%%

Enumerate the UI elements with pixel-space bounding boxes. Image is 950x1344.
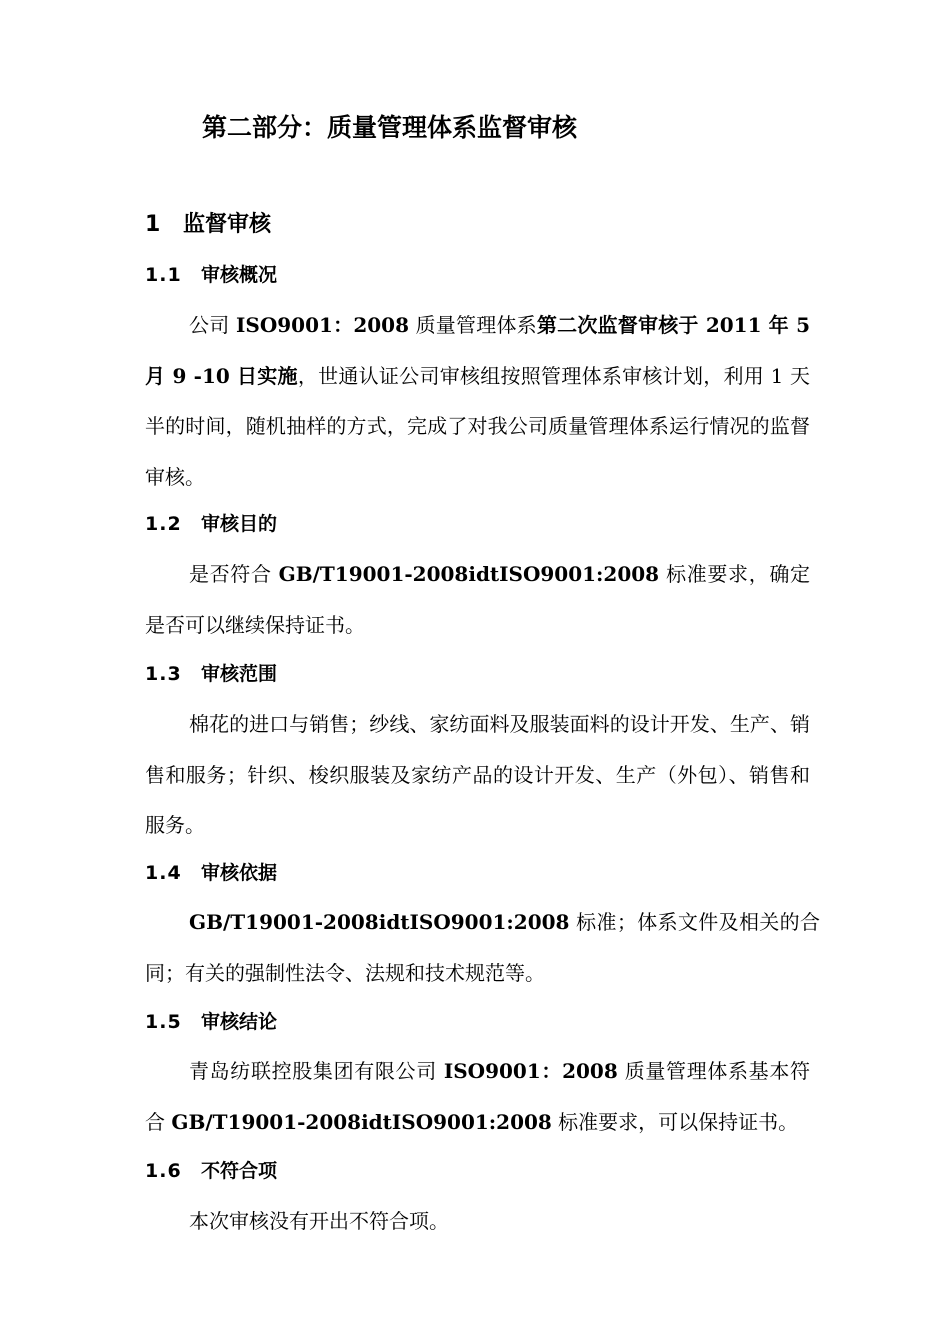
subsection-heading-conclusion (145, 1008, 277, 1036)
paragraph-nonconformity: 本次审核没有开出不符合项。 (189, 1209, 449, 1233)
subsection-number: 1.5 (145, 1011, 182, 1033)
subsection-number: 1.2 (145, 513, 182, 535)
subsection-heading-overview (145, 261, 277, 289)
subsection-title: 审核范围 (201, 663, 278, 685)
paragraph-overview: 公司 ISO9001：2008 质量管理体系第二次监督审核于 2011 年 5 月 9 -10 日实施，世通认证公司审核组按照管理体系审核计划，利用 1 天半的时间，随机抽样的方式，完成了对我公司质量管理体系运行情况的监督审核。 (145, 313, 810, 489)
subsection-title: 不符合项 (201, 1160, 278, 1182)
subsection-title: 审核依据 (201, 862, 278, 884)
page-title: 第二部分：质量管理体系监督审核 (202, 113, 578, 142)
subsection-heading-nonconformity (145, 1157, 277, 1185)
paragraph-purpose: 是否符合 GB/T19001-2008idtISO9001:2008 标准要求，确定是否可以继续保持证书。 (145, 562, 811, 637)
subsection-number: 1.3 (145, 663, 182, 685)
subsection-number: 1.1 (145, 264, 182, 286)
subsection-title: 审核目的 (201, 513, 278, 535)
paragraph-scope: 棉花的进口与销售；纱线、家纺面料及服装面料的设计开发、生产、销售和服务；针织、梭织服装及家纺产品的设计开发、生产（外包）、销售和服务。 (145, 712, 810, 837)
subsection-number: 1.4 (145, 862, 182, 884)
subsection-title: 审核结论 (201, 1011, 278, 1033)
subsection-heading-purpose (145, 510, 277, 538)
subsection-heading-scope (145, 660, 277, 688)
subsection-heading-basis (145, 859, 277, 887)
subsection-number: 1.6 (145, 1160, 182, 1182)
paragraph-conclusion: 青岛纺联控股集团有限公司 ISO9001：2008 质量管理体系基本符合 GB/T19001-2008idtISO9001:2008 标准要求，可以保持证书。 (145, 1059, 810, 1134)
section-number: 1 (145, 212, 161, 237)
subsection-title: 审核概况 (201, 264, 278, 286)
section-title: 监督审核 (183, 212, 272, 237)
section-heading (145, 208, 271, 242)
paragraph-basis: GB/T19001-2008idtISO9001:2008 标准；体系文件及相关的合同；有关的强制性法令、法规和技术规范等。 (145, 910, 820, 985)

%%

Reproduce all of the rows above verbatim, leaving out the picture.

Enumerate the UI elements with pixel-space bounding boxes. Image is 950x1344.
subsection-heading-conclusion (145, 1008, 277, 1036)
paragraph-nonconformity: 本次审核没有开出不符合项。 (189, 1209, 449, 1233)
subsection-number: 1.5 (145, 1011, 182, 1033)
subsection-number: 1.2 (145, 513, 182, 535)
subsection-heading-overview (145, 261, 277, 289)
subsection-title: 审核范围 (201, 663, 278, 685)
paragraph-overview: 公司 ISO9001：2008 质量管理体系第二次监督审核于 2011 年 5 月 9 -10 日实施，世通认证公司审核组按照管理体系审核计划，利用 1 天半的时间，随机抽样的方式，完成了对我公司质量管理体系运行情况的监督审核。 (145, 313, 810, 489)
subsection-title: 不符合项 (201, 1160, 278, 1182)
subsection-title: 审核依据 (201, 862, 278, 884)
page-title: 第二部分：质量管理体系监督审核 (202, 113, 578, 142)
subsection-heading-nonconformity (145, 1157, 277, 1185)
paragraph-purpose: 是否符合 GB/T19001-2008idtISO9001:2008 标准要求，确定是否可以继续保持证书。 (145, 562, 811, 637)
subsection-number: 1.3 (145, 663, 182, 685)
subsection-number: 1.1 (145, 264, 182, 286)
subsection-title: 审核目的 (201, 513, 278, 535)
paragraph-scope: 棉花的进口与销售；纱线、家纺面料及服装面料的设计开发、生产、销售和服务；针织、梭织服装及家纺产品的设计开发、生产（外包）、销售和服务。 (145, 712, 810, 837)
subsection-number: 1.4 (145, 862, 182, 884)
subsection-title: 审核结论 (201, 1011, 278, 1033)
subsection-heading-purpose (145, 510, 277, 538)
subsection-heading-scope (145, 660, 277, 688)
subsection-heading-basis (145, 859, 277, 887)
subsection-number: 1.6 (145, 1160, 182, 1182)
paragraph-conclusion: 青岛纺联控股集团有限公司 ISO9001：2008 质量管理体系基本符合 GB/T19001-2008idtISO9001:2008 标准要求，可以保持证书。 (145, 1059, 810, 1134)
section-number: 1 (145, 212, 161, 237)
subsection-title: 审核概况 (201, 264, 278, 286)
section-title: 监督审核 (183, 212, 272, 237)
section-heading (145, 208, 271, 242)
paragraph-basis: GB/T19001-2008idtISO9001:2008 标准；体系文件及相关的合同；有关的强制性法令、法规和技术规范等。 (145, 910, 820, 985)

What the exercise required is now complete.